# YOUR TASK
Write the entries out again exactly as they stand, but without the pictures.

Data tied to figure images:
§
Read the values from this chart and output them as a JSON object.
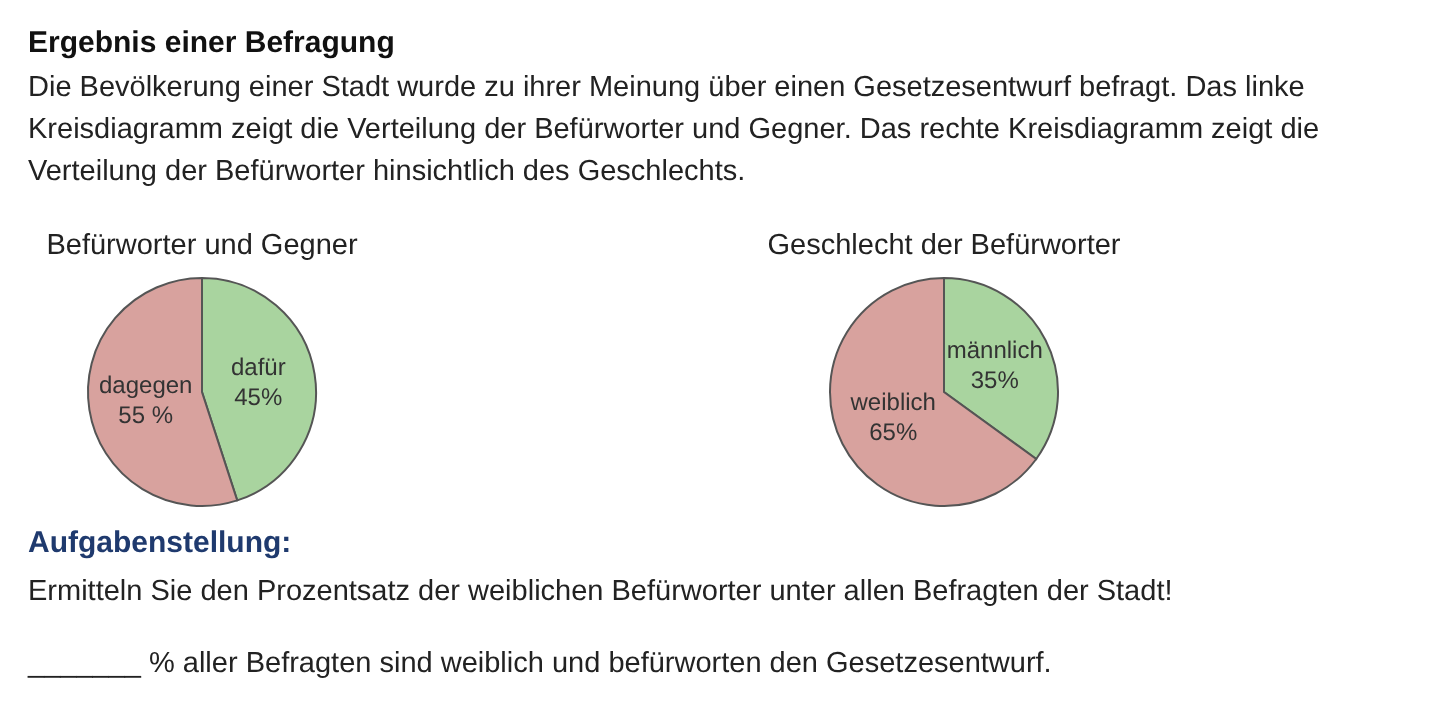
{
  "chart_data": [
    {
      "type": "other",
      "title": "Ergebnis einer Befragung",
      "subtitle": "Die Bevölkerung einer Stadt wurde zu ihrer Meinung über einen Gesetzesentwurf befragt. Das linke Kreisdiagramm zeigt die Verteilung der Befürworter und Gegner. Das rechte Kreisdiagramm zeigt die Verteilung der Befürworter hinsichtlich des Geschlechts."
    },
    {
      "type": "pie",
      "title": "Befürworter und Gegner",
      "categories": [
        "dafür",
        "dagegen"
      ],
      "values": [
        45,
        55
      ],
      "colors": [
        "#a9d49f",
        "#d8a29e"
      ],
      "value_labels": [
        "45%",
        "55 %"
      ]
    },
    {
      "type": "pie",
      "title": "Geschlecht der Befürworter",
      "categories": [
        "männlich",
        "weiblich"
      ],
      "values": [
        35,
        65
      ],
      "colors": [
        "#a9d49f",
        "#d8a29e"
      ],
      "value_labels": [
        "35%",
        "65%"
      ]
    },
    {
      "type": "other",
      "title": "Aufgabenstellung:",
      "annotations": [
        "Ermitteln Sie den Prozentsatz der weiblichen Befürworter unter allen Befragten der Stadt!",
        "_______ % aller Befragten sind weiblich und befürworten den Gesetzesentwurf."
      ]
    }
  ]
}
§
# COMPLETED TASK
Read the values from this chart and output them as a JSON object.
{
  "chart_data": [
    {
      "type": "other",
      "title": "Ergebnis einer Befragung",
      "subtitle": "Die Bevölkerung einer Stadt wurde zu ihrer Meinung über einen Gesetzesentwurf befragt. Das linke Kreisdiagramm zeigt die Verteilung der Befürworter und Gegner. Das rechte Kreisdiagramm zeigt die Verteilung der Befürworter hinsichtlich des Geschlechts."
    },
    {
      "type": "pie",
      "title": "Befürworter und Gegner",
      "categories": [
        "dafür",
        "dagegen"
      ],
      "values": [
        45,
        55
      ],
      "colors": [
        "#a9d49f",
        "#d8a29e"
      ],
      "value_labels": [
        "45%",
        "55 %"
      ]
    },
    {
      "type": "pie",
      "title": "Geschlecht der Befürworter",
      "categories": [
        "männlich",
        "weiblich"
      ],
      "values": [
        35,
        65
      ],
      "colors": [
        "#a9d49f",
        "#d8a29e"
      ],
      "value_labels": [
        "35%",
        "65%"
      ]
    },
    {
      "type": "other",
      "title": "Aufgabenstellung:",
      "annotations": [
        "Ermitteln Sie den Prozentsatz der weiblichen Befürworter unter allen Befragten der Stadt!",
        "_______ % aller Befragten sind weiblich und befürworten den Gesetzesentwurf."
      ]
    }
  ]
}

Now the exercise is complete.